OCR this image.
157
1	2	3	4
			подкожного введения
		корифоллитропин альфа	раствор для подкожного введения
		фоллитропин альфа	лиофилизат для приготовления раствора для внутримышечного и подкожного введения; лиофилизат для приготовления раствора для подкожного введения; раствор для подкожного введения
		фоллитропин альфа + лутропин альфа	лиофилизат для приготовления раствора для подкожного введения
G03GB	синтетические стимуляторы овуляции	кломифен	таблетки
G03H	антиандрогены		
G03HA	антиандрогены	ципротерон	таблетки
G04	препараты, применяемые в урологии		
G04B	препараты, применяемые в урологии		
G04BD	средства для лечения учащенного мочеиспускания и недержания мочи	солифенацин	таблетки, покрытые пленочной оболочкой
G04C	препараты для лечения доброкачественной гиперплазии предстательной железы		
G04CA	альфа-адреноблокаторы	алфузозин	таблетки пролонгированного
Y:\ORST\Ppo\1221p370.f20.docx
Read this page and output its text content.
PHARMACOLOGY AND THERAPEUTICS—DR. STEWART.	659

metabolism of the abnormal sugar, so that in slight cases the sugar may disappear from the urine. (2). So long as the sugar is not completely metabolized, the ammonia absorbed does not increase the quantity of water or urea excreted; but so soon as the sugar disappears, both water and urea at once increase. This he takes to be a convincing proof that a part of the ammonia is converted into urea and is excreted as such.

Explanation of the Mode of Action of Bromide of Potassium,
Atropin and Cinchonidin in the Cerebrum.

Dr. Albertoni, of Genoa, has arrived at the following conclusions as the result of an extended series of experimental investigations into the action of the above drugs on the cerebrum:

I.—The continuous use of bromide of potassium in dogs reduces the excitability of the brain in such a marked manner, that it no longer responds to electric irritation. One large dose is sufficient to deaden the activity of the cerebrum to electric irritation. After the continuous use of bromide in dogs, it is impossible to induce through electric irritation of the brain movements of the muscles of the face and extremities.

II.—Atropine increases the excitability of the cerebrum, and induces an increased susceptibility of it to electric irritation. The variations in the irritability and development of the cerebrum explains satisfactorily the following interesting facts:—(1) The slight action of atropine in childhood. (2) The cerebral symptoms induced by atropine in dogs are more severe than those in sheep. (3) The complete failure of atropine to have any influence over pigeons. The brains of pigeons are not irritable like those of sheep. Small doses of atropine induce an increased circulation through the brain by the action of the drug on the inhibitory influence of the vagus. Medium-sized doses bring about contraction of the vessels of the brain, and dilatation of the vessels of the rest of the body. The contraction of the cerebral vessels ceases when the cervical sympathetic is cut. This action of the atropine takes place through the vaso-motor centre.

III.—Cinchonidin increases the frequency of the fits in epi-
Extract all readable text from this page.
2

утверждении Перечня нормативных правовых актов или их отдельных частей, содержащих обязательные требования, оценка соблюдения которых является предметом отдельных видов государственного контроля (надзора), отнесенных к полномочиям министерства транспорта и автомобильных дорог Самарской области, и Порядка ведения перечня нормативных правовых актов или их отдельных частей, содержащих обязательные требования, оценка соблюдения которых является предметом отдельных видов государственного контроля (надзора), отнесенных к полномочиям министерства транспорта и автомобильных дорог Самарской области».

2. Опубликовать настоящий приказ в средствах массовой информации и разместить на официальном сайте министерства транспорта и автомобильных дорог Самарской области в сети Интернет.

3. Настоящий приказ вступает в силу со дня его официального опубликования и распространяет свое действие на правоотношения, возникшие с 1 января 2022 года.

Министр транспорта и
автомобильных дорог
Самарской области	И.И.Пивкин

• • • •

§ **Goal**:
Reproduce only those lines of the entries above that run from the line with "Extract all readable text from this page." to the final line.

§ **Finished exercise**:
Extract all readable text from this page.
2

утверждении Перечня нормативных правовых актов или их отдельных частей, содержащих обязательные требования, оценка соблюдения которых является предметом отдельных видов государственного контроля (надзора), отнесенных к полномочиям министерства транспорта и автомобильных дорог Самарской области, и Порядка ведения перечня нормативных правовых актов или их отдельных частей, содержащих обязательные требования, оценка соблюдения которых является предметом отдельных видов государственного контроля (надзора), отнесенных к полномочиям министерства транспорта и автомобильных дорог Самарской области».

2. Опубликовать настоящий приказ в средствах массовой информации и разместить на официальном сайте министерства транспорта и автомобильных дорог Самарской области в сети Интернет.

3. Настоящий приказ вступает в силу со дня его официального опубликования и распространяет свое действие на правоотношения, возникшие с 1 января 2022 года.

Министр транспорта и
автомобильных дорог
Самарской области	И.И.Пивкин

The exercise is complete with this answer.